### Excerpts from a layout annotation set

┄┄┄┄┄┄┄┄┄┄

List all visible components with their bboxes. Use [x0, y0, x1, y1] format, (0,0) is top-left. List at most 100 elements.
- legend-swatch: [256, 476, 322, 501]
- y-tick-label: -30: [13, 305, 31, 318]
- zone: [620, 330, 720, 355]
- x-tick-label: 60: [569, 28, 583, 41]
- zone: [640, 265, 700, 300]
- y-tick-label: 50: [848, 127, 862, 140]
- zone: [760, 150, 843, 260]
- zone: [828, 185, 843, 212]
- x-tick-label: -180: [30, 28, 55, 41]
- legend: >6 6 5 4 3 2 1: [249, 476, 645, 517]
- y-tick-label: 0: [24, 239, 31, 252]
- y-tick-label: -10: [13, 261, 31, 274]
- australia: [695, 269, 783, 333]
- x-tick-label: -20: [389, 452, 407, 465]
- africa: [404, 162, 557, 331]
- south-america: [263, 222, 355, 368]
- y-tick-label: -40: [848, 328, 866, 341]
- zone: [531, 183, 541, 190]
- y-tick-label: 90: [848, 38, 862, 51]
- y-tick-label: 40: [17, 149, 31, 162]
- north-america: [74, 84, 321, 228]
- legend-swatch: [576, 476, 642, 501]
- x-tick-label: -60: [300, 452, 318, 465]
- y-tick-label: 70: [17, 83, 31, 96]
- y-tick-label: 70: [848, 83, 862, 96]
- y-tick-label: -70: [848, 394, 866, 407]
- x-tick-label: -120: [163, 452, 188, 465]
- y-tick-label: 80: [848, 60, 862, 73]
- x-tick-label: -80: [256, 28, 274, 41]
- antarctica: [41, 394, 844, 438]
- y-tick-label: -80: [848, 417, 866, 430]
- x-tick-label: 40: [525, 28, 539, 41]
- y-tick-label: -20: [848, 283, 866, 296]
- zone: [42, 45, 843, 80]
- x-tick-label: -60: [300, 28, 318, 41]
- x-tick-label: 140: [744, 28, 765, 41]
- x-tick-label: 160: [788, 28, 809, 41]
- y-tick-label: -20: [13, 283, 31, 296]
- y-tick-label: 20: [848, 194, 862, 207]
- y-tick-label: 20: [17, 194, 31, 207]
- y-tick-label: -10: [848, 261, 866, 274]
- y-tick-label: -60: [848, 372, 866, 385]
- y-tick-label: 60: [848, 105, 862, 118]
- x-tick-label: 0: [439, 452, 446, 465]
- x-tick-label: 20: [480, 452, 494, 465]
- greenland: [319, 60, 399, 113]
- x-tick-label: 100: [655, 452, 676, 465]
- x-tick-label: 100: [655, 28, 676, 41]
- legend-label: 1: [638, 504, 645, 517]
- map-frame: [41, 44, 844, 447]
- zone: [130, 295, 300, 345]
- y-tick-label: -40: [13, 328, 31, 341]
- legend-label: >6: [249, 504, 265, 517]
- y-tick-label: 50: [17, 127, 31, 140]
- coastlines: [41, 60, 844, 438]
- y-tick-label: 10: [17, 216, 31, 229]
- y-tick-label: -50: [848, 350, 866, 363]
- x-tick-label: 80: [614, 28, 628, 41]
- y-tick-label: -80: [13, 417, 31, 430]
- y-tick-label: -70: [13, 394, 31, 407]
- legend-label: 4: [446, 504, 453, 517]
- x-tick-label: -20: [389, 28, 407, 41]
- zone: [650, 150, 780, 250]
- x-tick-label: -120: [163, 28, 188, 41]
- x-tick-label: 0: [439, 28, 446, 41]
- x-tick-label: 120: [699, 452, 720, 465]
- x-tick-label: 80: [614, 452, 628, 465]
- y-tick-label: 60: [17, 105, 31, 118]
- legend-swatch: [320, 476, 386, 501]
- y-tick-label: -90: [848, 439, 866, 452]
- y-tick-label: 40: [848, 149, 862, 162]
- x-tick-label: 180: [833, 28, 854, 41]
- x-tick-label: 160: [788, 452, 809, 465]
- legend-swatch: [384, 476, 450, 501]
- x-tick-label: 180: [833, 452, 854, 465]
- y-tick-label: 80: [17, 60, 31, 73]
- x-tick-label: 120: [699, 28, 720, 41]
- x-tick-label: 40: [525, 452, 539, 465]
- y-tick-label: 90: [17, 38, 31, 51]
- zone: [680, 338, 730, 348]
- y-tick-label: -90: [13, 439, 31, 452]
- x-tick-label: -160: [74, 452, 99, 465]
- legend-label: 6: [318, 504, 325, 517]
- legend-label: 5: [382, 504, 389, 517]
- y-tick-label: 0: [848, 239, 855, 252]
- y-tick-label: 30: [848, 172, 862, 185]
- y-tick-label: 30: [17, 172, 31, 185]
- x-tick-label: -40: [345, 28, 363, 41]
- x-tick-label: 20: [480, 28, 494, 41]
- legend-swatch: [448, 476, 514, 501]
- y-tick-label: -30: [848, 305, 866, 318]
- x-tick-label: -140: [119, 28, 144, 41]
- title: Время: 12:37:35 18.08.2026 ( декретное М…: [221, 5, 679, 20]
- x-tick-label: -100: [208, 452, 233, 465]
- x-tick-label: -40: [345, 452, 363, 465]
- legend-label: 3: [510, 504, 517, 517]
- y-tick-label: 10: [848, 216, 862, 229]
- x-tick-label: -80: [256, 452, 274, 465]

┄┄┄┄┄┄┄┄┄┄

### The exercise
Reproduce the rows verbatim, starting at the beginning of the rows and ending with the line containing "- y-tick-label: 70: [848, 83, 862, 96]", with both ends included.

### Written solution
List all visible components with their bboxes. Use [x0, y0, x1, y1] format, (0,0) is top-left. List at most 100 elements.
- legend-swatch: [256, 476, 322, 501]
- y-tick-label: -30: [13, 305, 31, 318]
- zone: [620, 330, 720, 355]
- x-tick-label: 60: [569, 28, 583, 41]
- zone: [640, 265, 700, 300]
- y-tick-label: 50: [848, 127, 862, 140]
- zone: [760, 150, 843, 260]
- zone: [828, 185, 843, 212]
- x-tick-label: -180: [30, 28, 55, 41]
- legend: >6 6 5 4 3 2 1: [249, 476, 645, 517]
- y-tick-label: 0: [24, 239, 31, 252]
- y-tick-label: -10: [13, 261, 31, 274]
- australia: [695, 269, 783, 333]
- x-tick-label: -20: [389, 452, 407, 465]
- africa: [404, 162, 557, 331]
- south-america: [263, 222, 355, 368]
- y-tick-label: -40: [848, 328, 866, 341]
- zone: [531, 183, 541, 190]
- y-tick-label: 90: [848, 38, 862, 51]
- y-tick-label: 40: [17, 149, 31, 162]
- north-america: [74, 84, 321, 228]
- legend-swatch: [576, 476, 642, 501]
- x-tick-label: -60: [300, 452, 318, 465]
- y-tick-label: 70: [17, 83, 31, 96]
- y-tick-label: 70: [848, 83, 862, 96]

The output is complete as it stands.